## PROBLEM STATEMENT
Your answer should be one number: the count of lines in these entries that hold the word "Turm".
=====
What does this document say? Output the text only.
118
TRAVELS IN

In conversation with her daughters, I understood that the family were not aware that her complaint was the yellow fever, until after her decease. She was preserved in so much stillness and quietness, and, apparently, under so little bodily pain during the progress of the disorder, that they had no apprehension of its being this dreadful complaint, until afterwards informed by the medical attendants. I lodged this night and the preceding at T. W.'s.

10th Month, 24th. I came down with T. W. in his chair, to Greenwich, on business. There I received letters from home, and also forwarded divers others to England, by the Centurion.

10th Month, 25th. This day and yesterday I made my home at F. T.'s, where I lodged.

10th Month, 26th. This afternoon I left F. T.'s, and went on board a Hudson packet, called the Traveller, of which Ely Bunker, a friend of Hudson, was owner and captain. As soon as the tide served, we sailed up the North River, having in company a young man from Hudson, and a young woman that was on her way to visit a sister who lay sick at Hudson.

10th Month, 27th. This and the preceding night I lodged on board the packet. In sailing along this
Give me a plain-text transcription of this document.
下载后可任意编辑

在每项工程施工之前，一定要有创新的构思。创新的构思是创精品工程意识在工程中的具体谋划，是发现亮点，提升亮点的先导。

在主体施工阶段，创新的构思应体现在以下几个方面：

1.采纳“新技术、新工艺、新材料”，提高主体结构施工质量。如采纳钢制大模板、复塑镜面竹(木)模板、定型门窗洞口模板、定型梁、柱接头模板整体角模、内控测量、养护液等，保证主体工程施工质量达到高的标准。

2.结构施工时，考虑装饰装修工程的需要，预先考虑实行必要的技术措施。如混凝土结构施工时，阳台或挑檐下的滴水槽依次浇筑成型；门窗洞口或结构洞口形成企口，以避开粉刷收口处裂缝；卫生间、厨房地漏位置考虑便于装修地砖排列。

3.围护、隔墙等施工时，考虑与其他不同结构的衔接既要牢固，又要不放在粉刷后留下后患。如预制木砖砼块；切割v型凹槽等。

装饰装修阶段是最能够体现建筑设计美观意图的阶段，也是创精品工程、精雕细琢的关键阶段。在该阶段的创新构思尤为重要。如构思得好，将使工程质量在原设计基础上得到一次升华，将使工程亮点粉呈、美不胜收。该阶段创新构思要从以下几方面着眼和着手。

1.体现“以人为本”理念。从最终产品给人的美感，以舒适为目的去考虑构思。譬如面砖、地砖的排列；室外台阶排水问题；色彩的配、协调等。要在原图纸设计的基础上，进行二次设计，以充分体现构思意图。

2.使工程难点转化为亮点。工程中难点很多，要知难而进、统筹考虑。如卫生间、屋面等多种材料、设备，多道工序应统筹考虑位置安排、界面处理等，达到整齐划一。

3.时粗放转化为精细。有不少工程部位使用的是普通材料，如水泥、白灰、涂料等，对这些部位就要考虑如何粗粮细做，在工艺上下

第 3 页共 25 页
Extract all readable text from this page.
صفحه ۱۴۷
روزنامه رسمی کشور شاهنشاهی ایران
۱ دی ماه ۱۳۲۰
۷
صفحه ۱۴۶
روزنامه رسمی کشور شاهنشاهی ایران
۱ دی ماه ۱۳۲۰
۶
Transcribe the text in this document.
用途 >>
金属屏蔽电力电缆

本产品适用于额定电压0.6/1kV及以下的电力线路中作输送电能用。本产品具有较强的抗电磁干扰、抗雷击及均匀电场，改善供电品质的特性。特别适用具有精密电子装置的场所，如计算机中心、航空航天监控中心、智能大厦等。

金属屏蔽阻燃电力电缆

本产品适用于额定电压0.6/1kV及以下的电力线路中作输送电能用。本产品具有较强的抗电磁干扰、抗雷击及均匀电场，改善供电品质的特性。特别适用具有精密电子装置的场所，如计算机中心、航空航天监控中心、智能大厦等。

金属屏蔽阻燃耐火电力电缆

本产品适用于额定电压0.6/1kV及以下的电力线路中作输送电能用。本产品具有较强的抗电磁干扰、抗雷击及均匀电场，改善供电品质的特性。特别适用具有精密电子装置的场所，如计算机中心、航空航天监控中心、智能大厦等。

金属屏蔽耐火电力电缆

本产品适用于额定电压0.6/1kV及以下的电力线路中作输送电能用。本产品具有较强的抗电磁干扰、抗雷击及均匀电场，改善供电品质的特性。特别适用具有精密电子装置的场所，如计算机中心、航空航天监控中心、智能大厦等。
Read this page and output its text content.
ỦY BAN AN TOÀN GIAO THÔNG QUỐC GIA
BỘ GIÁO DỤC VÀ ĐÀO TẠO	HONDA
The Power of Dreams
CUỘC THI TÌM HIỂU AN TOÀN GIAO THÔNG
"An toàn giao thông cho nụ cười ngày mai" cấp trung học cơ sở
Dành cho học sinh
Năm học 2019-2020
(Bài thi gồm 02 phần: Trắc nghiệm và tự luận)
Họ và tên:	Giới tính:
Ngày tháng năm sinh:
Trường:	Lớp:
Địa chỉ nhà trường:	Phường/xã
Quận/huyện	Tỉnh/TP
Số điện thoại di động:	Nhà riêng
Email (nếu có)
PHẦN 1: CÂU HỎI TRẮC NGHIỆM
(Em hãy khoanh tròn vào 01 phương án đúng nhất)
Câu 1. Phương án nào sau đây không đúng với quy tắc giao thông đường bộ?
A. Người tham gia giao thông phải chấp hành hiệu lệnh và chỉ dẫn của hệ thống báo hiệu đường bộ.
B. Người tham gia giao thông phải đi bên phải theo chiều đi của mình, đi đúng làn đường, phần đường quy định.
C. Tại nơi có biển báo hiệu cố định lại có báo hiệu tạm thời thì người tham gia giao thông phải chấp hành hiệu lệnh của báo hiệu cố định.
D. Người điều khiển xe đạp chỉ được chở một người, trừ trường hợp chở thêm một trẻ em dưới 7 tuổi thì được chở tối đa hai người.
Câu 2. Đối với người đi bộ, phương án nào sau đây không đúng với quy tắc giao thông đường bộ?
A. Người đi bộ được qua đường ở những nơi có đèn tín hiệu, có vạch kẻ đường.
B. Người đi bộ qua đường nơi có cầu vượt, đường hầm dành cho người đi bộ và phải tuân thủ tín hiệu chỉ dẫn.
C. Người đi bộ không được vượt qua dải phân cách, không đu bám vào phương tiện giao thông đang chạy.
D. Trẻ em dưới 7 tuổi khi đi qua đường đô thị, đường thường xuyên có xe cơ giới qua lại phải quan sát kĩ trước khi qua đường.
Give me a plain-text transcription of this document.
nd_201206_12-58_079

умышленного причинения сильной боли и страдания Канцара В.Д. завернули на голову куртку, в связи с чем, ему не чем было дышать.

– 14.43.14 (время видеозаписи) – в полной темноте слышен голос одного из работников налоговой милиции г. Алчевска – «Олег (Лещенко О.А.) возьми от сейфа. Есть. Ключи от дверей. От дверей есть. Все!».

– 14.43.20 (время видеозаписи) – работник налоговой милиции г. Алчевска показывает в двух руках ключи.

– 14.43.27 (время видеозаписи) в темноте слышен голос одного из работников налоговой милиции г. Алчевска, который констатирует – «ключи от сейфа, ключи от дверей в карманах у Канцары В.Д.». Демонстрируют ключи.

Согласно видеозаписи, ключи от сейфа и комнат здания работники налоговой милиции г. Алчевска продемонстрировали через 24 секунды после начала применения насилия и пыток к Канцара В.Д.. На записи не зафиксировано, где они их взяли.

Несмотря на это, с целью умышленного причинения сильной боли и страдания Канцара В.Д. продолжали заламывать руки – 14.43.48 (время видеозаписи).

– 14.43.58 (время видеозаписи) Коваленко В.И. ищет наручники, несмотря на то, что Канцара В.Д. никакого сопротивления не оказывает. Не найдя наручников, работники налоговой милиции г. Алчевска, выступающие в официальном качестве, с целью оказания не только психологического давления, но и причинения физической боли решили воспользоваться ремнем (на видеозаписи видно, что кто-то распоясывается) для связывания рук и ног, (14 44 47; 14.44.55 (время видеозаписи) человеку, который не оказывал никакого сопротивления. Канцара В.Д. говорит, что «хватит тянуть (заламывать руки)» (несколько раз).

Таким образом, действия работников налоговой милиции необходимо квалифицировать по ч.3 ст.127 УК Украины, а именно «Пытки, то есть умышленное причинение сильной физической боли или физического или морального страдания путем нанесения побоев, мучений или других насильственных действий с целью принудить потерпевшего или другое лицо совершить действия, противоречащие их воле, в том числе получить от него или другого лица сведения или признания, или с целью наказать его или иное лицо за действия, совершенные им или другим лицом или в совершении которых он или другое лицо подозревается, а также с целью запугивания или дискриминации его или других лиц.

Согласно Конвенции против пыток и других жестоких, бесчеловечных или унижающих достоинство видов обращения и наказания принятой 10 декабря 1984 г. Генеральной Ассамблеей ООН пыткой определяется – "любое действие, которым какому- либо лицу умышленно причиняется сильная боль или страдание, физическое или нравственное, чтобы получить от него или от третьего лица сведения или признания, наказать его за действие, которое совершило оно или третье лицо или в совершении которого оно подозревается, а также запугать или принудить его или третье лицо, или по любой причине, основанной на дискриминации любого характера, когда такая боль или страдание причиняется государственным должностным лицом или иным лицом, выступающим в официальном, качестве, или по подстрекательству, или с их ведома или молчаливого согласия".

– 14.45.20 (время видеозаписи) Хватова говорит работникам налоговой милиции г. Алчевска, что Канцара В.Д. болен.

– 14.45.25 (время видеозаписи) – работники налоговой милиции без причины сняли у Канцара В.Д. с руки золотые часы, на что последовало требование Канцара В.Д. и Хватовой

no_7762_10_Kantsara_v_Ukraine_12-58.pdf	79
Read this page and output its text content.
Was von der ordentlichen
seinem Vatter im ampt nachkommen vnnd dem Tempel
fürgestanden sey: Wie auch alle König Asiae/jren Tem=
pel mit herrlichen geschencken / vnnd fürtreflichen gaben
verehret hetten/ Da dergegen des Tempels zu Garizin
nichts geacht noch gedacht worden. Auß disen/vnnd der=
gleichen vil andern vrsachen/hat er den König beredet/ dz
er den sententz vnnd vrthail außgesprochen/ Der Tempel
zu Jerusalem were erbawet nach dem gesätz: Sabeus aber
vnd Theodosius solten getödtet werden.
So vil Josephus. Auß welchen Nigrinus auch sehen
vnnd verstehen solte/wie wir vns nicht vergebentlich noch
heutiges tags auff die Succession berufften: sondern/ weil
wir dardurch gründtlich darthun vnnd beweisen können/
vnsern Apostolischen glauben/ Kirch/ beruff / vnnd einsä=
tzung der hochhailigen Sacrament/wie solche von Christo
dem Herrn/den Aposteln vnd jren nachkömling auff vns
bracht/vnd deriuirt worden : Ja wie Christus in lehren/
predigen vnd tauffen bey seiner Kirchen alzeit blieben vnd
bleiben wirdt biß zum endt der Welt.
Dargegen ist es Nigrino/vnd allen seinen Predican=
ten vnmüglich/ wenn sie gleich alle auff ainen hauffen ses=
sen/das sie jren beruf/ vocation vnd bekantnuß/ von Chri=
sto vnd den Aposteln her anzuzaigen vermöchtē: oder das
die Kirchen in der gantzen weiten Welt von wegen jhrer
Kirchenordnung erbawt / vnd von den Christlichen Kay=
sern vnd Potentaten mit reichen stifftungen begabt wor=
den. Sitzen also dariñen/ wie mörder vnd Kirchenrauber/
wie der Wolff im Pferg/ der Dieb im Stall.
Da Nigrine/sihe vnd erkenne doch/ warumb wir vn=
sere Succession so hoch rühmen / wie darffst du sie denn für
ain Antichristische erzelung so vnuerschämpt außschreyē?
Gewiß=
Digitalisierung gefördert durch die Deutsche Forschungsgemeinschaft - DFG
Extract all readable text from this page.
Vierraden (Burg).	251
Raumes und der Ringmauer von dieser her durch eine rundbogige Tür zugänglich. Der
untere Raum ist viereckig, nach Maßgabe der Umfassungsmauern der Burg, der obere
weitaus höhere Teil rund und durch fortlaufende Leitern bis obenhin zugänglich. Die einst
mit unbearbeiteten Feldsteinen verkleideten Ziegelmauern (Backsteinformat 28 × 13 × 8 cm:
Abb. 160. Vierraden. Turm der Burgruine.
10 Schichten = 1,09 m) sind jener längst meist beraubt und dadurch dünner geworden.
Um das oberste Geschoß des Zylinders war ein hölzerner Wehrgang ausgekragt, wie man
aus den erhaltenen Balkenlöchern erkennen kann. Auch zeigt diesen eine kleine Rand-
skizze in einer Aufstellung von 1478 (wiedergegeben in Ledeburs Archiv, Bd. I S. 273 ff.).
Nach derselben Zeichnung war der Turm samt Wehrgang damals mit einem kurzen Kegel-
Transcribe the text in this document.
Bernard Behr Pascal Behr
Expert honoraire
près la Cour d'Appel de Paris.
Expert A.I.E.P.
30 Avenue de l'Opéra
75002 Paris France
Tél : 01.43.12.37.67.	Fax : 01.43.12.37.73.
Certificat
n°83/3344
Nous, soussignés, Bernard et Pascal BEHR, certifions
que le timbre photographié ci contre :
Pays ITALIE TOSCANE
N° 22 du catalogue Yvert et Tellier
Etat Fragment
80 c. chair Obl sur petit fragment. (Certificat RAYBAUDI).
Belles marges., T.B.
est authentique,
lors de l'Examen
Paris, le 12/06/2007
=====
## RESULT OF THE EXERCISE
2